* [TASK REQUIREMENTS]: Which lines hold the word "find"? Copy each one.

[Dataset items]
┌────────

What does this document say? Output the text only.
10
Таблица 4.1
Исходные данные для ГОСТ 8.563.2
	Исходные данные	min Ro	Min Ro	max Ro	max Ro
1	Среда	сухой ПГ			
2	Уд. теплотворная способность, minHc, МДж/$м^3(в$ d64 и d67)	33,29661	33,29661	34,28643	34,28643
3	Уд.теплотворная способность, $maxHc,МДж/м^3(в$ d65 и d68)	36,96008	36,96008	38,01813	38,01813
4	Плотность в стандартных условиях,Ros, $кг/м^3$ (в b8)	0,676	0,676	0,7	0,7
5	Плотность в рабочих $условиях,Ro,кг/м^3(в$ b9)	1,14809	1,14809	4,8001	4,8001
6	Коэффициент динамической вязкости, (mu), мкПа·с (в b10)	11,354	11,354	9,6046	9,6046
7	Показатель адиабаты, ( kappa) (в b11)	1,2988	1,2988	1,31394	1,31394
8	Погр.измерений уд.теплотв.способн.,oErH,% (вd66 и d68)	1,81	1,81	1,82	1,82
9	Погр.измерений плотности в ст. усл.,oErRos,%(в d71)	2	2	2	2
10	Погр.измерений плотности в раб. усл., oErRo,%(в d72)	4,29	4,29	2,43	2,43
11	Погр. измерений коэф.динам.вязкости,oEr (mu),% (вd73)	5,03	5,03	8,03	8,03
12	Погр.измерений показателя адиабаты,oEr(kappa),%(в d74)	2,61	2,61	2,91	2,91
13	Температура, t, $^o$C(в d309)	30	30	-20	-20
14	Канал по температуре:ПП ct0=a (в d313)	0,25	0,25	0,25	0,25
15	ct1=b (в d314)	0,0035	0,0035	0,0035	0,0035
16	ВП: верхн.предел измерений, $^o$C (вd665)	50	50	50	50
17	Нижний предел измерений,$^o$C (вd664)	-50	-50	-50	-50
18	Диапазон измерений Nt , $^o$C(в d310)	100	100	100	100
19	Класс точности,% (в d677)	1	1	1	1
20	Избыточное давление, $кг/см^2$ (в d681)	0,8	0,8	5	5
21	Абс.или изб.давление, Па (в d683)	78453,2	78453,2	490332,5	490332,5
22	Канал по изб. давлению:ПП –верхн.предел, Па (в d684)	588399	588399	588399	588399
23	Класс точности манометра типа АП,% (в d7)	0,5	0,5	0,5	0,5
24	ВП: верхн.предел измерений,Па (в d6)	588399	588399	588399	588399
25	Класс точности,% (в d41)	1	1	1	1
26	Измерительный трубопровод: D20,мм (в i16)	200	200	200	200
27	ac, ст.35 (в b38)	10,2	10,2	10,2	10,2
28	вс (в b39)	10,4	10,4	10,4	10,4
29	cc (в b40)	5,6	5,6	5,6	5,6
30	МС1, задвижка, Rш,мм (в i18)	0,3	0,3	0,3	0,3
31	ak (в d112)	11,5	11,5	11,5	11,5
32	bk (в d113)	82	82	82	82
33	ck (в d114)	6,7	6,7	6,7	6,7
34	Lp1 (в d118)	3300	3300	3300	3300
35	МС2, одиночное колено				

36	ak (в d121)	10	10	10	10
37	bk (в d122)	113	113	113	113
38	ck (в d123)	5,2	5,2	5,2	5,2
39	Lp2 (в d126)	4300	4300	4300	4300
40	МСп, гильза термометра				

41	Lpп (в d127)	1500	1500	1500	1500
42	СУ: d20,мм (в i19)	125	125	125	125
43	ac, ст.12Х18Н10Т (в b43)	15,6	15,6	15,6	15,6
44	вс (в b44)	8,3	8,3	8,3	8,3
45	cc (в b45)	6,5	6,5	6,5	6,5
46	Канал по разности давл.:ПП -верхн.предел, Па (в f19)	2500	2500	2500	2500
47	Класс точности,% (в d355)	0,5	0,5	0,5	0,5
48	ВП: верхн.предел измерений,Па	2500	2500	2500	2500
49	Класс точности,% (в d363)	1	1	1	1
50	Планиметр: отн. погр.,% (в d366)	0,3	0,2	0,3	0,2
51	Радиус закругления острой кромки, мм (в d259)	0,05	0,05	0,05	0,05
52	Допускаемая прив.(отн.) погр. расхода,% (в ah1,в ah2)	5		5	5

└────────
┌────────

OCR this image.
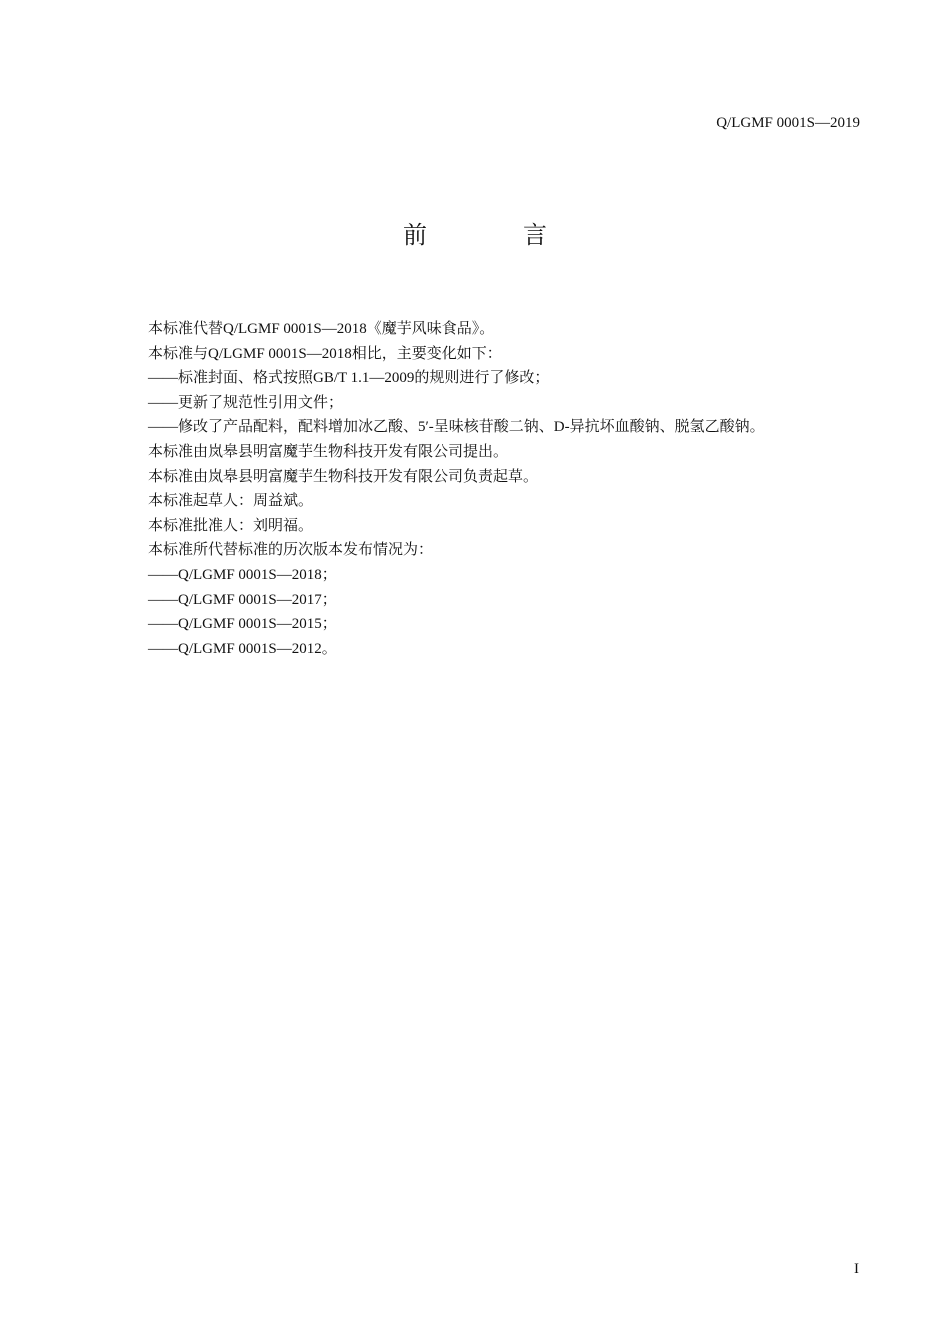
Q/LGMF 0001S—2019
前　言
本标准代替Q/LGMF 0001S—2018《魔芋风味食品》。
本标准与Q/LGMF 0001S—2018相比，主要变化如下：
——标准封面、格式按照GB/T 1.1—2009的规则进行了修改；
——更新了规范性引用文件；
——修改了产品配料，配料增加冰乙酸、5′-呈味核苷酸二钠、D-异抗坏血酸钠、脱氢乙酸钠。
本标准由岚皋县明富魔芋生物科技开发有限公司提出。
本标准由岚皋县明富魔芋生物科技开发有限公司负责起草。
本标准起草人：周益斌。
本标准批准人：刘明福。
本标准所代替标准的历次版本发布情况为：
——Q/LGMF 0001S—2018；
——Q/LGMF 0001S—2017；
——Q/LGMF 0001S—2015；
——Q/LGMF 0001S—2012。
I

└────────
┌────────

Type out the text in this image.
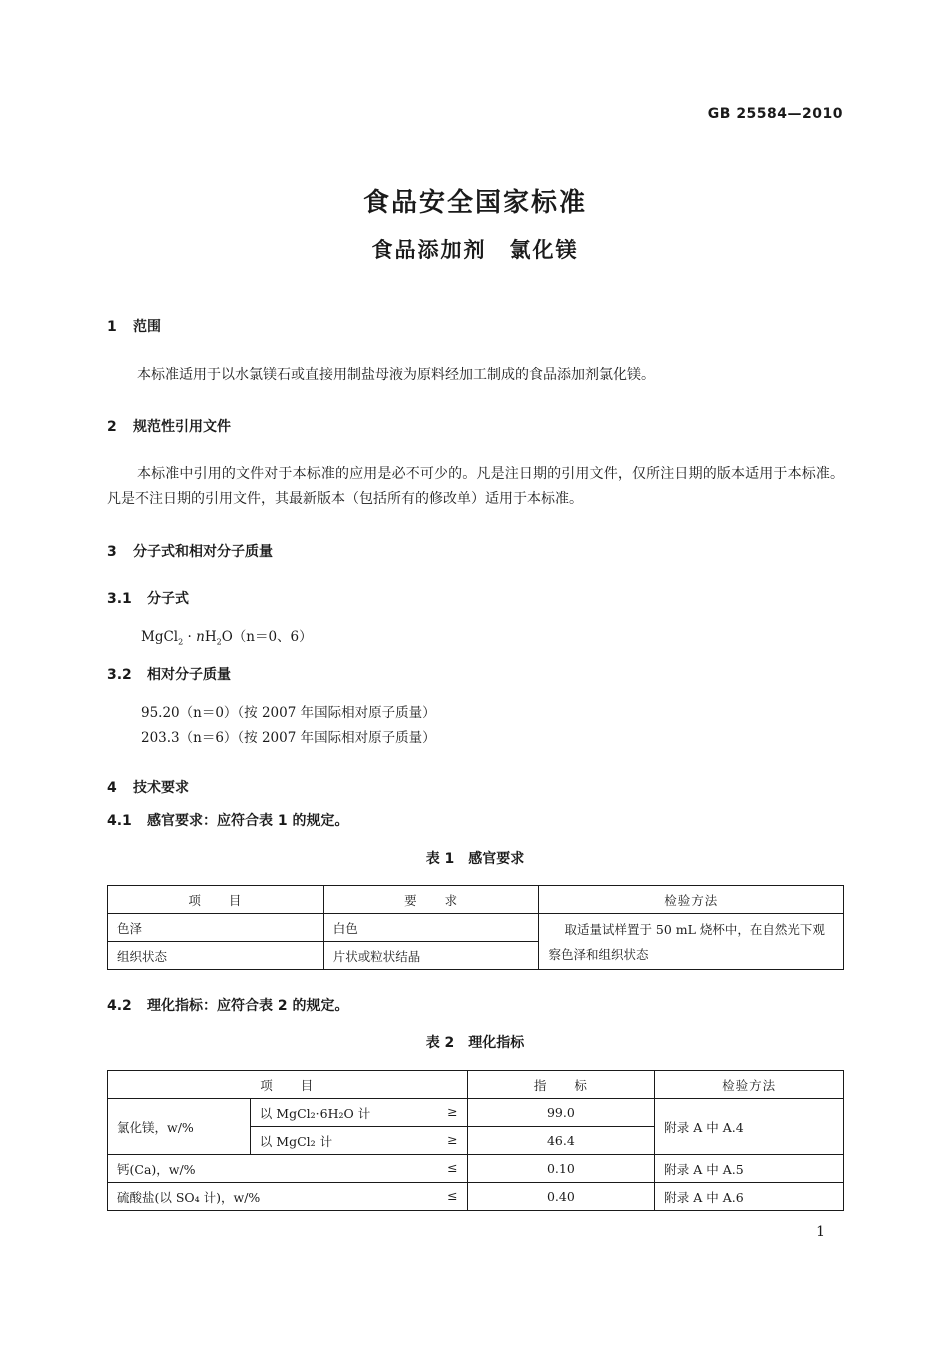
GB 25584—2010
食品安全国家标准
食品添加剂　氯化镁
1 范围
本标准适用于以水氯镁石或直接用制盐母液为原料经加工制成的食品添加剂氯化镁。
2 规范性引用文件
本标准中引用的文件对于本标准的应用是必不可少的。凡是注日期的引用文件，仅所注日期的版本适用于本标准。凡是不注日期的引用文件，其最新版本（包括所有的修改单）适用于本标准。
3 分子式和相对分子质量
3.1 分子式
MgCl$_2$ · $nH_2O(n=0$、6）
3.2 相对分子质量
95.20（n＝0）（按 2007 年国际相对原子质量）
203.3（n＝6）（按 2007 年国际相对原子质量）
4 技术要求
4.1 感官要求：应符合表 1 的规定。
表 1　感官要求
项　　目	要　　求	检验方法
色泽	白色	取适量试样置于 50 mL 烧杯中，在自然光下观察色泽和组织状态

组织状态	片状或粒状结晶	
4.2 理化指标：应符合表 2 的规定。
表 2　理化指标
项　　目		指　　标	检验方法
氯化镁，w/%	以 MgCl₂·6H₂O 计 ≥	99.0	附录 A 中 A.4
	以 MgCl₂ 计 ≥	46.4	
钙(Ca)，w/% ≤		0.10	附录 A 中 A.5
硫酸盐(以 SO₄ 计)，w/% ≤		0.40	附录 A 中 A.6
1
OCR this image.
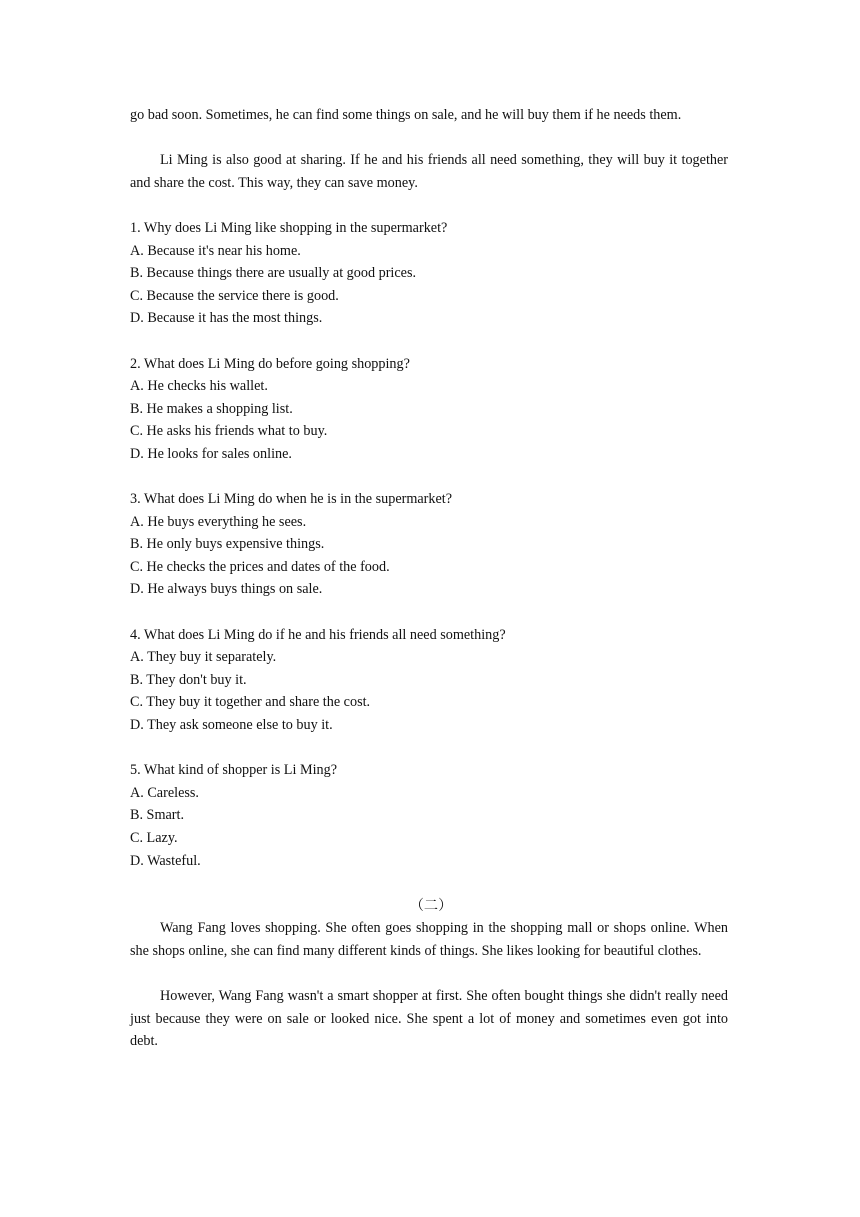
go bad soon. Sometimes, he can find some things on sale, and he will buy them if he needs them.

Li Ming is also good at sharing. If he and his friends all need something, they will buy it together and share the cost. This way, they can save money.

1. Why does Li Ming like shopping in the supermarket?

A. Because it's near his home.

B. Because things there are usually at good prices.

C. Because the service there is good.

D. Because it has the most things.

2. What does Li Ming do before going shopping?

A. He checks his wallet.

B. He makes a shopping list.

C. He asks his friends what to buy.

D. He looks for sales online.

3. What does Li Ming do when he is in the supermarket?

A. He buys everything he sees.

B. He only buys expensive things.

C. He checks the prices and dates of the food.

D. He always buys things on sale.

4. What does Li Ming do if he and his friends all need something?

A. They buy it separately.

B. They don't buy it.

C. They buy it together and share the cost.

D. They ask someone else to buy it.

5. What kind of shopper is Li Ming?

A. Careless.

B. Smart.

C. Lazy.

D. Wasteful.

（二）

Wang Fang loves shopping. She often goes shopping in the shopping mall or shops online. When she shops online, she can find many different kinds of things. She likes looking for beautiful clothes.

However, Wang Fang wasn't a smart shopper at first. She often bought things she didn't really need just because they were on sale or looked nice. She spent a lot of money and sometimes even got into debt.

└────────

* [TASK ANSWER]:
go bad soon. Sometimes, he can find some things on sale, and he will buy them if he needs them.
Wang Fang loves shopping. She often goes shopping in the shopping mall or shops online. When she shops online, she can find many different kinds of things. She likes looking for beautiful clothes.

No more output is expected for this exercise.